§ **Exercise description**:
From the records below, give the number of lines that contain the string "title", without any other text.

(Entries from a dataset)
◇ ◇ ◇ ◇

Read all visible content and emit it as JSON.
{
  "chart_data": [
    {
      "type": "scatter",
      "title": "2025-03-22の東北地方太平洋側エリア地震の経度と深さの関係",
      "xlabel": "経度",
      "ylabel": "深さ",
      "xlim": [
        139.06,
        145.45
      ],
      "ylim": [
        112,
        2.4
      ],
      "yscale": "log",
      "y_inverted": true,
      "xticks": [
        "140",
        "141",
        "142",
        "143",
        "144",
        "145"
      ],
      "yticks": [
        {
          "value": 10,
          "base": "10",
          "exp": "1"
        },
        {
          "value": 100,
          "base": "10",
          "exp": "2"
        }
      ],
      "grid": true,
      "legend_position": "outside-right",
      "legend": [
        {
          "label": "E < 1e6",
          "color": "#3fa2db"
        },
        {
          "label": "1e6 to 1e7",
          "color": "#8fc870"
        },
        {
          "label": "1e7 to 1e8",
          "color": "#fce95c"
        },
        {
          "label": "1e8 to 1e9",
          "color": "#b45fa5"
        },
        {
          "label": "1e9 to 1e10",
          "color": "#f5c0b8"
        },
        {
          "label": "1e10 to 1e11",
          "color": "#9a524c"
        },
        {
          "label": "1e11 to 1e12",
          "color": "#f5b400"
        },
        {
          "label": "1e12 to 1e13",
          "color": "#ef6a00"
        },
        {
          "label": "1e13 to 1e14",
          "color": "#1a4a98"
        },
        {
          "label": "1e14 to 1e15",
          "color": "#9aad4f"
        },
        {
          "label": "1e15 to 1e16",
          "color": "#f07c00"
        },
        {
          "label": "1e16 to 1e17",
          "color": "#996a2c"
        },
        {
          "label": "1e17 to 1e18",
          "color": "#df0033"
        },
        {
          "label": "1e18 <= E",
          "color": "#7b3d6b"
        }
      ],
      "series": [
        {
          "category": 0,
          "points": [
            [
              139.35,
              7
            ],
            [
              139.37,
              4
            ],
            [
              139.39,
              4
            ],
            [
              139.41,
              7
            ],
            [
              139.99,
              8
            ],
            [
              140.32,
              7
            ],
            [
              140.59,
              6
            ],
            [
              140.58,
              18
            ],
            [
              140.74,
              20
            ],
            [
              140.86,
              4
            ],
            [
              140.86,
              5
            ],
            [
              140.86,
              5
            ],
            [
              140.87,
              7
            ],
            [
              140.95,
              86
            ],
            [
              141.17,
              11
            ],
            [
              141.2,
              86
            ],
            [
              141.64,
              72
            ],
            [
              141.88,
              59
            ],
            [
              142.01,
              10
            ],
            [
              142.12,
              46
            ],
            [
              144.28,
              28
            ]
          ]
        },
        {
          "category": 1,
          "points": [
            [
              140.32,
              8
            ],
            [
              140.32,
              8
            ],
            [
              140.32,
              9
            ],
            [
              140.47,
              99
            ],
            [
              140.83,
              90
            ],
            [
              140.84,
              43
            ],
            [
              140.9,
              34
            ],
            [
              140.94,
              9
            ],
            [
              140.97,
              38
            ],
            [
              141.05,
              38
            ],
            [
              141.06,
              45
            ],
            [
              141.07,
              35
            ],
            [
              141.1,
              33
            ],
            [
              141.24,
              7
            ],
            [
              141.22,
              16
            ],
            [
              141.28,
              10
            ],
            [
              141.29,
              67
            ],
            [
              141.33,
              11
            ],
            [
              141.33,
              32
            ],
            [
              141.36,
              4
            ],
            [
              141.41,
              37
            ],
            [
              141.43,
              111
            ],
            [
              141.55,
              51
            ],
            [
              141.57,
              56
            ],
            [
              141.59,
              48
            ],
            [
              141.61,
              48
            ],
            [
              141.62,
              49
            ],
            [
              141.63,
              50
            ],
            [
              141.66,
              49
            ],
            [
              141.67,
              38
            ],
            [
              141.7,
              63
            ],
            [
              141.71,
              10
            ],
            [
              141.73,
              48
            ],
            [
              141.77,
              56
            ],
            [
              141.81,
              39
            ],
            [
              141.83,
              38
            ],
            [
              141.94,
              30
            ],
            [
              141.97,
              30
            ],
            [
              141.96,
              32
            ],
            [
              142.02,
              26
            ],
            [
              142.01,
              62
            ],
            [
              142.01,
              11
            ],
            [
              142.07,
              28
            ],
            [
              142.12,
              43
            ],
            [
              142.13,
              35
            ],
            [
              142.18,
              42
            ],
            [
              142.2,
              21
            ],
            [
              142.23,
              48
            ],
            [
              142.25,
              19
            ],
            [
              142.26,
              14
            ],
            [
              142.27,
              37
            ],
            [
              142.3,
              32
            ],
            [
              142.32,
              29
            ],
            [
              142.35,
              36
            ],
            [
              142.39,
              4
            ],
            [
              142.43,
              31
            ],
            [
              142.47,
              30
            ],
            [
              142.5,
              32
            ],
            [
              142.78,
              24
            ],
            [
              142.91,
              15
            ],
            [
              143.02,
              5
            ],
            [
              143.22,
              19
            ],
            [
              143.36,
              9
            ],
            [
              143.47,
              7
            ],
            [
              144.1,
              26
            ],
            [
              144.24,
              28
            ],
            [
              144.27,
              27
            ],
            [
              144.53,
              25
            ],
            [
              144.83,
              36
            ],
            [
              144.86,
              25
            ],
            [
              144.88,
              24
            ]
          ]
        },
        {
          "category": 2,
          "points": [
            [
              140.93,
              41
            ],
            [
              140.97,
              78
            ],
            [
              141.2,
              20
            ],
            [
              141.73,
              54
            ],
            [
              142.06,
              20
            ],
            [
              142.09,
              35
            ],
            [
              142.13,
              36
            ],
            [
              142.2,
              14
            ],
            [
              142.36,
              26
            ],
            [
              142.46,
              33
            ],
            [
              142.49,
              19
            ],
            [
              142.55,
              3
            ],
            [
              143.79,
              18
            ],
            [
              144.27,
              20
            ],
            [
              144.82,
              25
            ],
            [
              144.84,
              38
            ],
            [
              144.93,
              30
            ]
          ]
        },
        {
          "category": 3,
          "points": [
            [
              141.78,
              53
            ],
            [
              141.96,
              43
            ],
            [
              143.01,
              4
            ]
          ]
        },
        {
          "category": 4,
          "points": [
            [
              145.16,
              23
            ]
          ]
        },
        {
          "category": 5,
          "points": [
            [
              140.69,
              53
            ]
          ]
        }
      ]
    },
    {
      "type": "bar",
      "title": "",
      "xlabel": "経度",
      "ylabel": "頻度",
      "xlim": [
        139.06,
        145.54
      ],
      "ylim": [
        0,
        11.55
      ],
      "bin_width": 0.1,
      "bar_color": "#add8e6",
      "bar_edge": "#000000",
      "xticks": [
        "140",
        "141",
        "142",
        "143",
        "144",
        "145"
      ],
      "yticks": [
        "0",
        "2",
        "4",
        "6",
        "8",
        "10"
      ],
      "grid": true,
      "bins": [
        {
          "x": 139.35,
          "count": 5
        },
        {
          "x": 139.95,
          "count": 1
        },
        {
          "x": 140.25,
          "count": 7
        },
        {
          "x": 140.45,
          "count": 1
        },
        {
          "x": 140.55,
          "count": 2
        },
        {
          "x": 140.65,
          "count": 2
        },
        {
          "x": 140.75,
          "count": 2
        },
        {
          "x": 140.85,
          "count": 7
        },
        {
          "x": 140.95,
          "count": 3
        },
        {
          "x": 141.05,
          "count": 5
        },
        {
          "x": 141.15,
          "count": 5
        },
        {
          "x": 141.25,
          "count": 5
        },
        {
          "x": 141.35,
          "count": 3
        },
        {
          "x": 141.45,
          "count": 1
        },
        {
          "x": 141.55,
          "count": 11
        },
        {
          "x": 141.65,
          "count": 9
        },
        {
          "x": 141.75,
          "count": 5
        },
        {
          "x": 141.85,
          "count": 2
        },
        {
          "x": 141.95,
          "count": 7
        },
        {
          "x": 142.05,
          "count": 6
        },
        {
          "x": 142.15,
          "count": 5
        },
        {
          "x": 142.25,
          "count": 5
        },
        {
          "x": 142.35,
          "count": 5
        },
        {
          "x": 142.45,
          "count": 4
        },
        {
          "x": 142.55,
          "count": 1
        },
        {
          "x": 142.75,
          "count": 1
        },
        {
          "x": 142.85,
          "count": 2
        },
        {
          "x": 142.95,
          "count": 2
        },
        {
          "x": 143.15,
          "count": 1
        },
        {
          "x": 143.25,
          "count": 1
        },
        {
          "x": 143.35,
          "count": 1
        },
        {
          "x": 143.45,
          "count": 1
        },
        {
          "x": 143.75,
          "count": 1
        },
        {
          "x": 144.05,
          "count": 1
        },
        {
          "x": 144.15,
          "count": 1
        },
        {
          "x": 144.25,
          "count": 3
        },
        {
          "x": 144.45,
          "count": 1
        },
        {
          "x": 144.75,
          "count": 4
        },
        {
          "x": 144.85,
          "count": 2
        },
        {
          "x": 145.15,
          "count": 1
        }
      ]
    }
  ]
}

◇ ◇ ◇ ◇

§ **Task output**:
2